* [WORK TO DO]
Return every line of the material exactly.

* [DATA EXCERPTS]

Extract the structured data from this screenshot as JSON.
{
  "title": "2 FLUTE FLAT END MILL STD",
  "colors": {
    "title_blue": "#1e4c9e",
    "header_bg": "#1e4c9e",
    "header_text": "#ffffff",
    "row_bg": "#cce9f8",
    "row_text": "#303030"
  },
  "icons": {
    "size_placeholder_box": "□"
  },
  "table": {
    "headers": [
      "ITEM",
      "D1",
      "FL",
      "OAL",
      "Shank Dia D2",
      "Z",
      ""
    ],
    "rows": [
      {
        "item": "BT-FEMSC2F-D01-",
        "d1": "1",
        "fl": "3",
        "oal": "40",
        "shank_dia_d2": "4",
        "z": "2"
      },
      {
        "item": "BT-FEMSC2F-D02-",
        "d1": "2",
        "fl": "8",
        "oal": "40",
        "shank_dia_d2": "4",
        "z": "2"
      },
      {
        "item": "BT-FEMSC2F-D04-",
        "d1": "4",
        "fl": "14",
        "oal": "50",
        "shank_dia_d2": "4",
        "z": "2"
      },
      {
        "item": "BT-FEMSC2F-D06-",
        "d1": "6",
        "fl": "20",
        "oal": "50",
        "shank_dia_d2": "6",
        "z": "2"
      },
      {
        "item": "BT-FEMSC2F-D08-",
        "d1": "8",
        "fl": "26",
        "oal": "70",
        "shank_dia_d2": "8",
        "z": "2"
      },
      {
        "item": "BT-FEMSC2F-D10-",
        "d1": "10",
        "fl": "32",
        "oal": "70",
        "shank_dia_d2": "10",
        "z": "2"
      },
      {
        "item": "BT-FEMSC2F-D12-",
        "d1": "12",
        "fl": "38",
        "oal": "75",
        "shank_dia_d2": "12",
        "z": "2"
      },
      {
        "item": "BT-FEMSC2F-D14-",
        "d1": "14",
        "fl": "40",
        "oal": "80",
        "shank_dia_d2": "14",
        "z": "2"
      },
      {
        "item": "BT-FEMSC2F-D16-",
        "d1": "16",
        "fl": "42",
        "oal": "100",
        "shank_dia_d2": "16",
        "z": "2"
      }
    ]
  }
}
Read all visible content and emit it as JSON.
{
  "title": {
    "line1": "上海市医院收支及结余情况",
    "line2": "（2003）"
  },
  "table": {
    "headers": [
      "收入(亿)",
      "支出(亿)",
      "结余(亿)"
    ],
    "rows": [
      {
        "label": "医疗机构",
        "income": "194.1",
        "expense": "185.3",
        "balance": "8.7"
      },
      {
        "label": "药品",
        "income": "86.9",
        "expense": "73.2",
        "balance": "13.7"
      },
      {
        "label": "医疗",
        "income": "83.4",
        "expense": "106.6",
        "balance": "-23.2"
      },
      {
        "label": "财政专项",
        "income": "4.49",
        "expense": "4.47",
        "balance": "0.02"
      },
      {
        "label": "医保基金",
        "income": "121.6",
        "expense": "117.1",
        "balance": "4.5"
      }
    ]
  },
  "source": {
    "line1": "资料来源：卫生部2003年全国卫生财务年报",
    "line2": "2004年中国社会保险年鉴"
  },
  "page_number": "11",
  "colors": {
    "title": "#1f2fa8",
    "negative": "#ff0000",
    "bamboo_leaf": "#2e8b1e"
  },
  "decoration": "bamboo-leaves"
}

* [FULL ANSWER]
Extract the structured data from this screenshot as JSON.
{
  "title": "2 FLUTE FLAT END MILL STD",
  "colors": {
    "title_blue": "#1e4c9e",
    "header_bg": "#1e4c9e",
    "header_text": "#ffffff",
    "row_bg": "#cce9f8",
    "row_text": "#303030"
  },
  "icons": {
    "size_placeholder_box": "□"
  },
  "table": {
    "headers": [
      "ITEM",
      "D1",
      "FL",
      "OAL",
      "Shank Dia D2",
      "Z",
      ""
    ],
    "rows": [
      {
        "item": "BT-FEMSC2F-D01-",
        "d1": "1",
        "fl": "3",
        "oal": "40",
        "shank_dia_d2": "4",
        "z": "2"
      },
      {
        "item": "BT-FEMSC2F-D02-",
        "d1": "2",
        "fl": "8",
        "oal": "40",
        "shank_dia_d2": "4",
        "z": "2"
      },
      {
        "item": "BT-FEMSC2F-D04-",
        "d1": "4",
        "fl": "14",
        "oal": "50",
        "shank_dia_d2": "4",
        "z": "2"
      },
      {
        "item": "BT-FEMSC2F-D06-",
        "d1": "6",
        "fl": "20",
        "oal": "50",
        "shank_dia_d2": "6",
        "z": "2"
      },
      {
        "item": "BT-FEMSC2F-D08-",
        "d1": "8",
        "fl": "26",
        "oal": "70",
        "shank_dia_d2": "8",
        "z": "2"
      },
      {
        "item": "BT-FEMSC2F-D10-",
        "d1": "10",
        "fl": "32",
        "oal": "70",
        "shank_dia_d2": "10",
        "z": "2"
      },
      {
        "item": "BT-FEMSC2F-D12-",
        "d1": "12",
        "fl": "38",
        "oal": "75",
        "shank_dia_d2": "12",
        "z": "2"
      },
      {
        "item": "BT-FEMSC2F-D14-",
        "d1": "14",
        "fl": "40",
        "oal": "80",
        "shank_dia_d2": "14",
        "z": "2"
      },
      {
        "item": "BT-FEMSC2F-D16-",
        "d1": "16",
        "fl": "42",
        "oal": "100",
        "shank_dia_d2": "16",
        "z": "2"
      }
    ]
  }
}
Read all visible content and emit it as JSON.
{
  "title": {
    "line1": "上海市医院收支及结余情况",
    "line2": "（2003）"
  },
  "table": {
    "headers": [
      "收入(亿)",
      "支出(亿)",
      "结余(亿)"
    ],
    "rows": [
      {
        "label": "医疗机构",
        "income": "194.1",
        "expense": "185.3",
        "balance": "8.7"
      },
      {
        "label": "药品",
        "income": "86.9",
        "expense": "73.2",
        "balance": "13.7"
      },
      {
        "label": "医疗",
        "income": "83.4",
        "expense": "106.6",
        "balance": "-23.2"
      },
      {
        "label": "财政专项",
        "income": "4.49",
        "expense": "4.47",
        "balance": "0.02"
      },
      {
        "label": "医保基金",
        "income": "121.6",
        "expense": "117.1",
        "balance": "4.5"
      }
    ]
  },
  "source": {
    "line1": "资料来源：卫生部2003年全国卫生财务年报",
    "line2": "2004年中国社会保险年鉴"
  },
  "page_number": "11",
  "colors": {
    "title": "#1f2fa8",
    "negative": "#ff0000",
    "bamboo_leaf": "#2e8b1e"
  },
  "decoration": "bamboo-leaves"
}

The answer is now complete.